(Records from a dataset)
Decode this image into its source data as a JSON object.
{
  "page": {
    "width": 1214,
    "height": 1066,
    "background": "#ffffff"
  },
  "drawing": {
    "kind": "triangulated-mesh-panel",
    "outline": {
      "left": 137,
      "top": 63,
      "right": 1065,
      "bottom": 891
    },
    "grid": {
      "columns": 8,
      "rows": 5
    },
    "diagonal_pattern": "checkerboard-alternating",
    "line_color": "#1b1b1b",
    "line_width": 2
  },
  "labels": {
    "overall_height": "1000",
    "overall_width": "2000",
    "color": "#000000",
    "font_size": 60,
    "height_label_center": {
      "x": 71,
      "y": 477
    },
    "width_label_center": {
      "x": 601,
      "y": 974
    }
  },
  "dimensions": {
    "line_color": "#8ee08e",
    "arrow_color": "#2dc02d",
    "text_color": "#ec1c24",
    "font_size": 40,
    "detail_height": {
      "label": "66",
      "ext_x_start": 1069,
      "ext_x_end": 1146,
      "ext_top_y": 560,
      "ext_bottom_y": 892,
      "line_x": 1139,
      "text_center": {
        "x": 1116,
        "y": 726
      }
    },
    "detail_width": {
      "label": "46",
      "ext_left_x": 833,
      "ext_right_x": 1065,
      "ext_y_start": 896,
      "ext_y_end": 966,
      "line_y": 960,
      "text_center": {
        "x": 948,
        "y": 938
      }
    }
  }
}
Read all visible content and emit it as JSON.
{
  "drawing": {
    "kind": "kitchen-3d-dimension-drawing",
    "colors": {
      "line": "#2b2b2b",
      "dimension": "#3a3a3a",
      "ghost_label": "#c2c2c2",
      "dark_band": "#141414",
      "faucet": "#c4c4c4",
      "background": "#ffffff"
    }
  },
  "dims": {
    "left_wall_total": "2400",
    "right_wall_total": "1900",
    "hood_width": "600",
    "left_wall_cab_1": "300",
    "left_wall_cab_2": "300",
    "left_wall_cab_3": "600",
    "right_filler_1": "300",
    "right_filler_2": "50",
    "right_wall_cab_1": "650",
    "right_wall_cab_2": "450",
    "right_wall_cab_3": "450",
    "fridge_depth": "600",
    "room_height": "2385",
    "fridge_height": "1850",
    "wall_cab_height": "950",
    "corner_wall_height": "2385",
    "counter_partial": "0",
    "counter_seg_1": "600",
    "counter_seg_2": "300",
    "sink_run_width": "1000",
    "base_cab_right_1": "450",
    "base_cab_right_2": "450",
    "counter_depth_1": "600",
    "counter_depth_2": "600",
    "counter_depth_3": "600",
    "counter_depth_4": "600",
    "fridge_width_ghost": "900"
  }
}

*Goal*. Output all preceding records character for character.

*Exercise response*.
Decode this image into its source data as a JSON object.
{
  "page": {
    "width": 1214,
    "height": 1066,
    "background": "#ffffff"
  },
  "drawing": {
    "kind": "triangulated-mesh-panel",
    "outline": {
      "left": 137,
      "top": 63,
      "right": 1065,
      "bottom": 891
    },
    "grid": {
      "columns": 8,
      "rows": 5
    },
    "diagonal_pattern": "checkerboard-alternating",
    "line_color": "#1b1b1b",
    "line_width": 2
  },
  "labels": {
    "overall_height": "1000",
    "overall_width": "2000",
    "color": "#000000",
    "font_size": 60,
    "height_label_center": {
      "x": 71,
      "y": 477
    },
    "width_label_center": {
      "x": 601,
      "y": 974
    }
  },
  "dimensions": {
    "line_color": "#8ee08e",
    "arrow_color": "#2dc02d",
    "text_color": "#ec1c24",
    "font_size": 40,
    "detail_height": {
      "label": "66",
      "ext_x_start": 1069,
      "ext_x_end": 1146,
      "ext_top_y": 560,
      "ext_bottom_y": 892,
      "line_x": 1139,
      "text_center": {
        "x": 1116,
        "y": 726
      }
    },
    "detail_width": {
      "label": "46",
      "ext_left_x": 833,
      "ext_right_x": 1065,
      "ext_y_start": 896,
      "ext_y_end": 966,
      "line_y": 960,
      "text_center": {
        "x": 948,
        "y": 938
      }
    }
  }
}
Read all visible content and emit it as JSON.
{
  "drawing": {
    "kind": "kitchen-3d-dimension-drawing",
    "colors": {
      "line": "#2b2b2b",
      "dimension": "#3a3a3a",
      "ghost_label": "#c2c2c2",
      "dark_band": "#141414",
      "faucet": "#c4c4c4",
      "background": "#ffffff"
    }
  },
  "dims": {
    "left_wall_total": "2400",
    "right_wall_total": "1900",
    "hood_width": "600",
    "left_wall_cab_1": "300",
    "left_wall_cab_2": "300",
    "left_wall_cab_3": "600",
    "right_filler_1": "300",
    "right_filler_2": "50",
    "right_wall_cab_1": "650",
    "right_wall_cab_2": "450",
    "right_wall_cab_3": "450",
    "fridge_depth": "600",
    "room_height": "2385",
    "fridge_height": "1850",
    "wall_cab_height": "950",
    "corner_wall_height": "2385",
    "counter_partial": "0",
    "counter_seg_1": "600",
    "counter_seg_2": "300",
    "sink_run_width": "1000",
    "base_cab_right_1": "450",
    "base_cab_right_2": "450",
    "counter_depth_1": "600",
    "counter_depth_2": "600",
    "counter_depth_3": "600",
    "counter_depth_4": "600",
    "fridge_width_ghost": "900"
  }
}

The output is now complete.